## Aim of the task
Starting at the first line of the items and ending at the line that contains "window-frame-right <box>614 104 626 441</box>", give those lines as a Markdown table with the columns "Row" and "Line", leaving out any blank lines.

(Item position entries)
--- --- ---
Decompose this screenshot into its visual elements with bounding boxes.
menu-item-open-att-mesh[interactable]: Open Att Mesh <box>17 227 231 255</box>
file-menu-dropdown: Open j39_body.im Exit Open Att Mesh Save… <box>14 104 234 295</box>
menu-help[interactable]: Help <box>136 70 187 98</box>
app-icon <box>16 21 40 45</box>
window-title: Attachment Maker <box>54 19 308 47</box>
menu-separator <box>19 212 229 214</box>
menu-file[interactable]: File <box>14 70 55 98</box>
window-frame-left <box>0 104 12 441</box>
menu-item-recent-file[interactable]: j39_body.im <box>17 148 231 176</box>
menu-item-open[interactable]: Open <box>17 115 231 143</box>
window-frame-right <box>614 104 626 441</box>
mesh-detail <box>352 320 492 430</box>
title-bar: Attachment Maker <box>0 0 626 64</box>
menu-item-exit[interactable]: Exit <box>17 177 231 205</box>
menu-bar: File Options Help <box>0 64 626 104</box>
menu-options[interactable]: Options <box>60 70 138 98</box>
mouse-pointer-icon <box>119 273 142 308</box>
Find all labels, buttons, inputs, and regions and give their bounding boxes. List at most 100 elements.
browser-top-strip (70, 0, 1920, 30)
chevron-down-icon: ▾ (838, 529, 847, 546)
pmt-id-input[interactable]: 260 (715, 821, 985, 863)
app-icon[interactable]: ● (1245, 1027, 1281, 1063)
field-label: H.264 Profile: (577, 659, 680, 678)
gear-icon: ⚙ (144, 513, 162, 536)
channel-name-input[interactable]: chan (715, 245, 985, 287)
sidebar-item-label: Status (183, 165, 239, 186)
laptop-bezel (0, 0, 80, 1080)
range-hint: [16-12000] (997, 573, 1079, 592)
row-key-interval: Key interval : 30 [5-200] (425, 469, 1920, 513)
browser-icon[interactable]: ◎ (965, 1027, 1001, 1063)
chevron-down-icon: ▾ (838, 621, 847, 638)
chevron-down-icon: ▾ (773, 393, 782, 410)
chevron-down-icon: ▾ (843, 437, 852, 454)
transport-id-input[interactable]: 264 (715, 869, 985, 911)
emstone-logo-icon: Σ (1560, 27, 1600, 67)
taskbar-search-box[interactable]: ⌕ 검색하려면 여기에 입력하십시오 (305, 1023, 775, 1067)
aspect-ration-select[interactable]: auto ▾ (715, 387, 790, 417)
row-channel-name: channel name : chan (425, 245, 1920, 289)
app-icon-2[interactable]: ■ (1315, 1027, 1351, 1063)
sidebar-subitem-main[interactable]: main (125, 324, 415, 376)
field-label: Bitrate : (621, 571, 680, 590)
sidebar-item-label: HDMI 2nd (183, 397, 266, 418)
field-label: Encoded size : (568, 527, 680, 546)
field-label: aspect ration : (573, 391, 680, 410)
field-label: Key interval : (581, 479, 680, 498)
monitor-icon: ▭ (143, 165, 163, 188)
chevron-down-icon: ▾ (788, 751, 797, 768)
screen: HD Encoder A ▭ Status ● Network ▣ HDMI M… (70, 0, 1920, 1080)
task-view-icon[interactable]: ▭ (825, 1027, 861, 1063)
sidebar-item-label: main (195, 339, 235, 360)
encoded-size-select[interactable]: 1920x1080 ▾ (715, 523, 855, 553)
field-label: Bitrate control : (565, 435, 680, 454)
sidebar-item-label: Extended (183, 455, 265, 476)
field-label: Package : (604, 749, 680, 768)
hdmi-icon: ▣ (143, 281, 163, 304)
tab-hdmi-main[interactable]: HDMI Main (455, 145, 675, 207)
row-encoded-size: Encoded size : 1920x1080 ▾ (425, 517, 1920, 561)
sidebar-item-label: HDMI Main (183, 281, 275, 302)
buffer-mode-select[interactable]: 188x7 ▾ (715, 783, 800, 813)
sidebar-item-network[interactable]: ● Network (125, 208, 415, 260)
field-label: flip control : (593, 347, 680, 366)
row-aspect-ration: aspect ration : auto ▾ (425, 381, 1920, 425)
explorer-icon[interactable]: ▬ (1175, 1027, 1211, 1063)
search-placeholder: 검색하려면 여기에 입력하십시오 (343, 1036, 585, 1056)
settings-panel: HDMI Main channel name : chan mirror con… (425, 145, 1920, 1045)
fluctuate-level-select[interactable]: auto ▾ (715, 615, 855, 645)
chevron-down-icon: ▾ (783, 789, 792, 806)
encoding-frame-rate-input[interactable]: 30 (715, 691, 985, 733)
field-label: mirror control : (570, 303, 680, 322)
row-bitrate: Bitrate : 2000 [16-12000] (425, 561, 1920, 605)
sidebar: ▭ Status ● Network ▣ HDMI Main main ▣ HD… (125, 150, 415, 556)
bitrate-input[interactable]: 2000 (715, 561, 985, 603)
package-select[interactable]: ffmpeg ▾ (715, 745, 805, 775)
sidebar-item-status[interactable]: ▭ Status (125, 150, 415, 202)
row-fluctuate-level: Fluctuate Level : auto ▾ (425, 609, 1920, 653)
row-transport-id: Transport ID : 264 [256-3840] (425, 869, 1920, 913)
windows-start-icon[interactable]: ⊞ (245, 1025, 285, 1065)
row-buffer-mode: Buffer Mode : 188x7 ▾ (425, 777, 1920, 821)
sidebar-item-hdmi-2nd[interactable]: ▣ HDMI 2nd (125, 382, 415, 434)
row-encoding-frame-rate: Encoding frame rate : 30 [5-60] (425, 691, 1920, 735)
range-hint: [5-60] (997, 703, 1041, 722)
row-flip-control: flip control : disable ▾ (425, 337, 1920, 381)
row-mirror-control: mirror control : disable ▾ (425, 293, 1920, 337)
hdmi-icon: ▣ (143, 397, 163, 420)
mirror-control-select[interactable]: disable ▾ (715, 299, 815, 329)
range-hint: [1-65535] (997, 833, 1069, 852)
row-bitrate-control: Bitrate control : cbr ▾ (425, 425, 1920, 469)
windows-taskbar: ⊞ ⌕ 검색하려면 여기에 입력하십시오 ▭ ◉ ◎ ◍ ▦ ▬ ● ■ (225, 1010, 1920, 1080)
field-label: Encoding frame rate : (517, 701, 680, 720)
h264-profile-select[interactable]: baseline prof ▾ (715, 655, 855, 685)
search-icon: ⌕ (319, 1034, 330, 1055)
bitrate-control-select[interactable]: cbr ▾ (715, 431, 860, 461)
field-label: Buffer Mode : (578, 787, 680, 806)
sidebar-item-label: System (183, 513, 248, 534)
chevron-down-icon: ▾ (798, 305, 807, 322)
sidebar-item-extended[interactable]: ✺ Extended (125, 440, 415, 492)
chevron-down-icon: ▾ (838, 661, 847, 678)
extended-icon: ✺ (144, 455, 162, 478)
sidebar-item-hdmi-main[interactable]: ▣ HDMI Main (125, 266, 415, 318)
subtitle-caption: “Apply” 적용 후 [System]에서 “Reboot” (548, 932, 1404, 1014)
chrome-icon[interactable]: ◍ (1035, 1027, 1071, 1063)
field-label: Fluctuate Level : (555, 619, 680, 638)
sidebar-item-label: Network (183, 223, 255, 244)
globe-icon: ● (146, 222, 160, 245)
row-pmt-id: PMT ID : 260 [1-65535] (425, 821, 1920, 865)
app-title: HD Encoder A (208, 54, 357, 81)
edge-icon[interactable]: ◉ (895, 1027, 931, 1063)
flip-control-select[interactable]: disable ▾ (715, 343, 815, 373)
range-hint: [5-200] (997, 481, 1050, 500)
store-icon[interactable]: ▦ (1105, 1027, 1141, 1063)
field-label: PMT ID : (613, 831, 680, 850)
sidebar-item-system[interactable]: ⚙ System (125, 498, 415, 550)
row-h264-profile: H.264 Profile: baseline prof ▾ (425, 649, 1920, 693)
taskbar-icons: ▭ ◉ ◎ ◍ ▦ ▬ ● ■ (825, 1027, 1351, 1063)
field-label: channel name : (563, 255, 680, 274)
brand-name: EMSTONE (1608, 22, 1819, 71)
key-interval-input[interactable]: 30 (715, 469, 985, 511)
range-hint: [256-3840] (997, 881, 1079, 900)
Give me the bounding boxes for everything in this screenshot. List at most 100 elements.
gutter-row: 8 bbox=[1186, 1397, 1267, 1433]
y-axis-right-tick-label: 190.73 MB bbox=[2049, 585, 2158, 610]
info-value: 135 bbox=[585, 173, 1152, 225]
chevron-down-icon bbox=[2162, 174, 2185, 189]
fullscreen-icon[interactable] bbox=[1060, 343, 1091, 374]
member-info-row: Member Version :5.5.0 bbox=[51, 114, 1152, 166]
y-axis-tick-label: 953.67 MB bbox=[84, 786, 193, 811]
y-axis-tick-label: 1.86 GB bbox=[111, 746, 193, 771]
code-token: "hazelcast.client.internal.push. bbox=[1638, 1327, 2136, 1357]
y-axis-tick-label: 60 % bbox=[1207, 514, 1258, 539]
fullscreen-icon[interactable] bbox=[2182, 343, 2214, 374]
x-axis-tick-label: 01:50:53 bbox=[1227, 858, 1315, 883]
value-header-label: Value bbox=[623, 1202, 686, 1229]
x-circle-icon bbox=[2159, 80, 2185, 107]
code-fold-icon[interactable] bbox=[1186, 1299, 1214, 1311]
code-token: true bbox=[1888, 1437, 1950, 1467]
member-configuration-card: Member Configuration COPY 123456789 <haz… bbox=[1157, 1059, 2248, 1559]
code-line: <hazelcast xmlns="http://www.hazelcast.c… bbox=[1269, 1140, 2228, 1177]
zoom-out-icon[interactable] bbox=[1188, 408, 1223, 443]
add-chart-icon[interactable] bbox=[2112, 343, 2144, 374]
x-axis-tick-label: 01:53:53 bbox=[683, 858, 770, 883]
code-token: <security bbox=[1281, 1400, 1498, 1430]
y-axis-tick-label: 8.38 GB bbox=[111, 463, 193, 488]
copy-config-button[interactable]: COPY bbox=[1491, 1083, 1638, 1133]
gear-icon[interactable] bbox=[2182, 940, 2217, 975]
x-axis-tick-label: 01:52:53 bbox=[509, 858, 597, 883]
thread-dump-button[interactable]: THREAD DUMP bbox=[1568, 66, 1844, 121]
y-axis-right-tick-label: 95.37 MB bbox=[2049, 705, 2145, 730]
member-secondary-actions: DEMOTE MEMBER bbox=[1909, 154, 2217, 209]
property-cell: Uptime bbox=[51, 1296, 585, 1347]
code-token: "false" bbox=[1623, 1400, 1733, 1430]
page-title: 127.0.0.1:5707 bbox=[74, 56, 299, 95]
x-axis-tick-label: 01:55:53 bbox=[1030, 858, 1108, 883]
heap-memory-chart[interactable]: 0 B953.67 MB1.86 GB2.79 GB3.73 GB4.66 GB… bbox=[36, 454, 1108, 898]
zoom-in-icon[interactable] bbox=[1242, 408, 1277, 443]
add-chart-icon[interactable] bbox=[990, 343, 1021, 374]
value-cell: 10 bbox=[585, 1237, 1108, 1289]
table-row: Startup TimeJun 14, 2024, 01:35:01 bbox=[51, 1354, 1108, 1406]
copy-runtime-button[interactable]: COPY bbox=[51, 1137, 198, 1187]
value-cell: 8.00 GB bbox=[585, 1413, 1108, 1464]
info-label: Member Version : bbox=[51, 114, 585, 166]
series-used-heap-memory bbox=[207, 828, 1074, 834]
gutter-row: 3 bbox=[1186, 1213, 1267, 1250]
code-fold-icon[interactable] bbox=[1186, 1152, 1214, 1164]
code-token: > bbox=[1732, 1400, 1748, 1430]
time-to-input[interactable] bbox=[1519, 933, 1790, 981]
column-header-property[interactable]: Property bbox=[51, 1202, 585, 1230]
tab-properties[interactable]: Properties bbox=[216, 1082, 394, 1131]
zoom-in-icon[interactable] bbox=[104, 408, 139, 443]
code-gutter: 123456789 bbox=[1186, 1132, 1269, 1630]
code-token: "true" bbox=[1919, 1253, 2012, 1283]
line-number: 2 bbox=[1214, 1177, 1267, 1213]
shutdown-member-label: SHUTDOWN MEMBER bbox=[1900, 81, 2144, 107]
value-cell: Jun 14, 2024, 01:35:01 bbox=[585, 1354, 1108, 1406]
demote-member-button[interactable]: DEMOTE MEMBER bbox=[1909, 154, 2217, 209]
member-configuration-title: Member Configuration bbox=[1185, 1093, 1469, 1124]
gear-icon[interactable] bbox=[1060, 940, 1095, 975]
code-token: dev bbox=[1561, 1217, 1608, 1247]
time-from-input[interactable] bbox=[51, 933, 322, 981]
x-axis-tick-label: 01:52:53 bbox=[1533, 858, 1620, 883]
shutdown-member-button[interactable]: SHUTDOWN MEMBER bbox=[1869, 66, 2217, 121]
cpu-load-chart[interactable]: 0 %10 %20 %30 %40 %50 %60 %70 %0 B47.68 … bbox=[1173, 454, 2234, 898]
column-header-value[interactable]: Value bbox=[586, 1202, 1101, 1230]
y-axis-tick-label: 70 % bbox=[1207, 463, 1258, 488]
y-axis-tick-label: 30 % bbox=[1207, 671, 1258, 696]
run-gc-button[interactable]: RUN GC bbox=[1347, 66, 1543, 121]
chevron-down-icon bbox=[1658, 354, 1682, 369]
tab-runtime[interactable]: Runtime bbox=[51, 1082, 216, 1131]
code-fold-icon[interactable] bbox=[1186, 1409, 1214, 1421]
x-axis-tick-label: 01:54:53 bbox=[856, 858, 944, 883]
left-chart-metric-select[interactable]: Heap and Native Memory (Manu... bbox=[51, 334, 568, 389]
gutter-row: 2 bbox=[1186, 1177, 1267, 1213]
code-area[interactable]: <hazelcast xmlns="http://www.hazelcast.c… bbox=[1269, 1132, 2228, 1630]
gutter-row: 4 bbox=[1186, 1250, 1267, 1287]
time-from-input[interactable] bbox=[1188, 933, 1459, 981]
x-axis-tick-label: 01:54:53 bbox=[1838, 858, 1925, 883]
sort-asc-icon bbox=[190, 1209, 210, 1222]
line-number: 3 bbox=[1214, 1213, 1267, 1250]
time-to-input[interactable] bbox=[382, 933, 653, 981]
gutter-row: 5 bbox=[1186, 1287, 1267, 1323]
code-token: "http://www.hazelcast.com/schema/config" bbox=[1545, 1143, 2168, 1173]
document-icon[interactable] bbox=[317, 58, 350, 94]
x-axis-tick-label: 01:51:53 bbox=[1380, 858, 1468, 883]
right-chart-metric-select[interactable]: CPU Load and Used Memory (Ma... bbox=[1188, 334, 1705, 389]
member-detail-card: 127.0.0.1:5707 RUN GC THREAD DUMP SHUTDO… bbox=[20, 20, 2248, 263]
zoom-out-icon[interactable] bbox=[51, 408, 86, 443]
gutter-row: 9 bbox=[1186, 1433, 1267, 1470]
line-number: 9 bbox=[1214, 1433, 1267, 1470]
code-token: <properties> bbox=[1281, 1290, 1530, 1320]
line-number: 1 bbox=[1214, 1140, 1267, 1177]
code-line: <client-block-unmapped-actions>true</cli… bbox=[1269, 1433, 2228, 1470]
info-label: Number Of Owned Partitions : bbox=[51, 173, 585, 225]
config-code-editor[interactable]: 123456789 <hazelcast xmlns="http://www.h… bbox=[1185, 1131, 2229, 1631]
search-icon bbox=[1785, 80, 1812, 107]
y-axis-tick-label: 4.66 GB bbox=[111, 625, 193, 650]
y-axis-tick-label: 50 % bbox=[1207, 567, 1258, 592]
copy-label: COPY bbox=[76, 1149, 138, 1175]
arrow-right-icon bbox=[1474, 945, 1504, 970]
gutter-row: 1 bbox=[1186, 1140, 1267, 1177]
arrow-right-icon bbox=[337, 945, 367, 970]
--- --- ---
## Output of the task
| Row | Line |
|---|---|
| 1 | Decompose this screenshot into its visual elements with bounding boxes. |
| 2 | menu-item-open-att-mesh[interactable]: Open Att Mesh <box>17 227 231 255</box> |
| 3 | file-menu-dropdown: Open j39_body.im Exit Open Att Mesh Save… <box>14 104 234 295</box> |
| 4 | menu-help[interactable]: Help <box>136 70 187 98</box> |
| 5 | app-icon <box>16 21 40 45</box> |
| 6 | window-title: Attachment Maker <box>54 19 308 47</box> |
| 7 | menu-separator <box>19 212 229 214</box> |
| 8 | menu-file[interactable]: File <box>14 70 55 98</box> |
| 9 | window-frame-left <box>0 104 12 441</box> |
| 10 | menu-item-recent-file[interactable]: j39_body.im <box>17 148 231 176</box> |
| 11 | menu-item-open[interactable]: Open <box>17 115 231 143</box> |
| 12 | window-frame-right <box>614 104 626 441</box> |